(Dataset records)

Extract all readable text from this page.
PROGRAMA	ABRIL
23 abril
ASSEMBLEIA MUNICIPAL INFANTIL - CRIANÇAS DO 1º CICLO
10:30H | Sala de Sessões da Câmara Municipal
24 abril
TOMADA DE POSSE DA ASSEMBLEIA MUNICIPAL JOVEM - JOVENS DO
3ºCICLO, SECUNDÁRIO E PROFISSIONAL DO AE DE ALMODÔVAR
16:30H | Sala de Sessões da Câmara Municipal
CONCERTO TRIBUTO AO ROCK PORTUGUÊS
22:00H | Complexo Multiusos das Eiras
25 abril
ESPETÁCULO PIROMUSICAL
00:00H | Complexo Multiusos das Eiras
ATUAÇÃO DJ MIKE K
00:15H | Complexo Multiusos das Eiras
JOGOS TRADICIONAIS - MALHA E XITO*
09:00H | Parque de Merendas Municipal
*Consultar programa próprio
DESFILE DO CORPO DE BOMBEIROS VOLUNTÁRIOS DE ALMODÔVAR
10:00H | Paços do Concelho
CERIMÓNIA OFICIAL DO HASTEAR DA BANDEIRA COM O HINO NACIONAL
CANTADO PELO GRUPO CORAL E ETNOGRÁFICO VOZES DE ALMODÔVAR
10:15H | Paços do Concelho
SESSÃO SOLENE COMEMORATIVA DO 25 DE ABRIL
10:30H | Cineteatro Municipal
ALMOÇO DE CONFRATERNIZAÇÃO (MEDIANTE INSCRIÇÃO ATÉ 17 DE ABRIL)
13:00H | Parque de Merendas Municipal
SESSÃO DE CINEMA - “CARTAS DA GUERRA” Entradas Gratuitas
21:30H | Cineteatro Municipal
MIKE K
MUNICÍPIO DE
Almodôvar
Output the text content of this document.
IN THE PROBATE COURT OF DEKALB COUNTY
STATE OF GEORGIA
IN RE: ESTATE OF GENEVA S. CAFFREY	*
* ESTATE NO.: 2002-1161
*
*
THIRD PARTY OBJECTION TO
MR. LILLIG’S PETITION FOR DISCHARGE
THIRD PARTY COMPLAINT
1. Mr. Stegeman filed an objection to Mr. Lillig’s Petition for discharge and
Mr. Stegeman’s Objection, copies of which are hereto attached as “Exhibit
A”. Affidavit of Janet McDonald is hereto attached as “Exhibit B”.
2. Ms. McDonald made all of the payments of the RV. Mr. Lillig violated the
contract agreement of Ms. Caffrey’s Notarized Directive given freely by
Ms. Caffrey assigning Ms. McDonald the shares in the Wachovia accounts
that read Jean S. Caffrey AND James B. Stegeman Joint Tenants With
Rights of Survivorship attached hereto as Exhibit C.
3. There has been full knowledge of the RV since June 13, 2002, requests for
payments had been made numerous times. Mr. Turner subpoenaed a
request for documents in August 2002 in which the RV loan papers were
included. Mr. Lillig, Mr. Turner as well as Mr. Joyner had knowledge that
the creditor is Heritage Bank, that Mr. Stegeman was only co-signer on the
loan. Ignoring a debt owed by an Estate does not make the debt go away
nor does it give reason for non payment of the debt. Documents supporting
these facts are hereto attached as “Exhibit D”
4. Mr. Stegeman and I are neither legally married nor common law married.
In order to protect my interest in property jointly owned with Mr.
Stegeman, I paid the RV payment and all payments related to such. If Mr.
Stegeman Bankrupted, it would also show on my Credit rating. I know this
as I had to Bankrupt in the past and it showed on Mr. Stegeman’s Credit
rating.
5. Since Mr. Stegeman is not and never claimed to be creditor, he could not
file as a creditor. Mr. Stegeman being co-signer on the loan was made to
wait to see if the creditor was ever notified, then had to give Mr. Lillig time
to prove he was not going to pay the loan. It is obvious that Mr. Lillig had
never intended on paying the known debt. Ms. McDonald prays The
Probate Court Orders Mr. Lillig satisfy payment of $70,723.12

Directive:
Every entry should be printed again exactly as it stands.

The completed task:
Extract all readable text from this page.
PROGRAMA	ABRIL
23 abril
ASSEMBLEIA MUNICIPAL INFANTIL - CRIANÇAS DO 1º CICLO
10:30H | Sala de Sessões da Câmara Municipal
24 abril
TOMADA DE POSSE DA ASSEMBLEIA MUNICIPAL JOVEM - JOVENS DO
3ºCICLO, SECUNDÁRIO E PROFISSIONAL DO AE DE ALMODÔVAR
16:30H | Sala de Sessões da Câmara Municipal
CONCERTO TRIBUTO AO ROCK PORTUGUÊS
22:00H | Complexo Multiusos das Eiras
25 abril
ESPETÁCULO PIROMUSICAL
00:00H | Complexo Multiusos das Eiras
ATUAÇÃO DJ MIKE K
00:15H | Complexo Multiusos das Eiras
JOGOS TRADICIONAIS - MALHA E XITO*
09:00H | Parque de Merendas Municipal
*Consultar programa próprio
DESFILE DO CORPO DE BOMBEIROS VOLUNTÁRIOS DE ALMODÔVAR
10:00H | Paços do Concelho
CERIMÓNIA OFICIAL DO HASTEAR DA BANDEIRA COM O HINO NACIONAL
CANTADO PELO GRUPO CORAL E ETNOGRÁFICO VOZES DE ALMODÔVAR
10:15H | Paços do Concelho
SESSÃO SOLENE COMEMORATIVA DO 25 DE ABRIL
10:30H | Cineteatro Municipal
ALMOÇO DE CONFRATERNIZAÇÃO (MEDIANTE INSCRIÇÃO ATÉ 17 DE ABRIL)
13:00H | Parque de Merendas Municipal
SESSÃO DE CINEMA - “CARTAS DA GUERRA” Entradas Gratuitas
21:30H | Cineteatro Municipal
MIKE K
MUNICÍPIO DE
Almodôvar
Output the text content of this document.
IN THE PROBATE COURT OF DEKALB COUNTY
STATE OF GEORGIA
IN RE: ESTATE OF GENEVA S. CAFFREY	*
* ESTATE NO.: 2002-1161
*
*
THIRD PARTY OBJECTION TO
MR. LILLIG’S PETITION FOR DISCHARGE
THIRD PARTY COMPLAINT
1. Mr. Stegeman filed an objection to Mr. Lillig’s Petition for discharge and
Mr. Stegeman’s Objection, copies of which are hereto attached as “Exhibit
A”. Affidavit of Janet McDonald is hereto attached as “Exhibit B”.
2. Ms. McDonald made all of the payments of the RV. Mr. Lillig violated the
contract agreement of Ms. Caffrey’s Notarized Directive given freely by
Ms. Caffrey assigning Ms. McDonald the shares in the Wachovia accounts
that read Jean S. Caffrey AND James B. Stegeman Joint Tenants With
Rights of Survivorship attached hereto as Exhibit C.
3. There has been full knowledge of the RV since June 13, 2002, requests for
payments had been made numerous times. Mr. Turner subpoenaed a
request for documents in August 2002 in which the RV loan papers were
included. Mr. Lillig, Mr. Turner as well as Mr. Joyner had knowledge that
the creditor is Heritage Bank, that Mr. Stegeman was only co-signer on the
loan. Ignoring a debt owed by an Estate does not make the debt go away
nor does it give reason for non payment of the debt. Documents supporting
these facts are hereto attached as “Exhibit D”
4. Mr. Stegeman and I are neither legally married nor common law married.
In order to protect my interest in property jointly owned with Mr.
Stegeman, I paid the RV payment and all payments related to such. If Mr.
Stegeman Bankrupted, it would also show on my Credit rating. I know this
as I had to Bankrupt in the past and it showed on Mr. Stegeman’s Credit
rating.
5. Since Mr. Stegeman is not and never claimed to be creditor, he could not
file as a creditor. Mr. Stegeman being co-signer on the loan was made to
wait to see if the creditor was ever notified, then had to give Mr. Lillig time
to prove he was not going to pay the loan. It is obvious that Mr. Lillig had
never intended on paying the known debt. Ms. McDonald prays The
Probate Court Orders Mr. Lillig satisfy payment of $70,723.12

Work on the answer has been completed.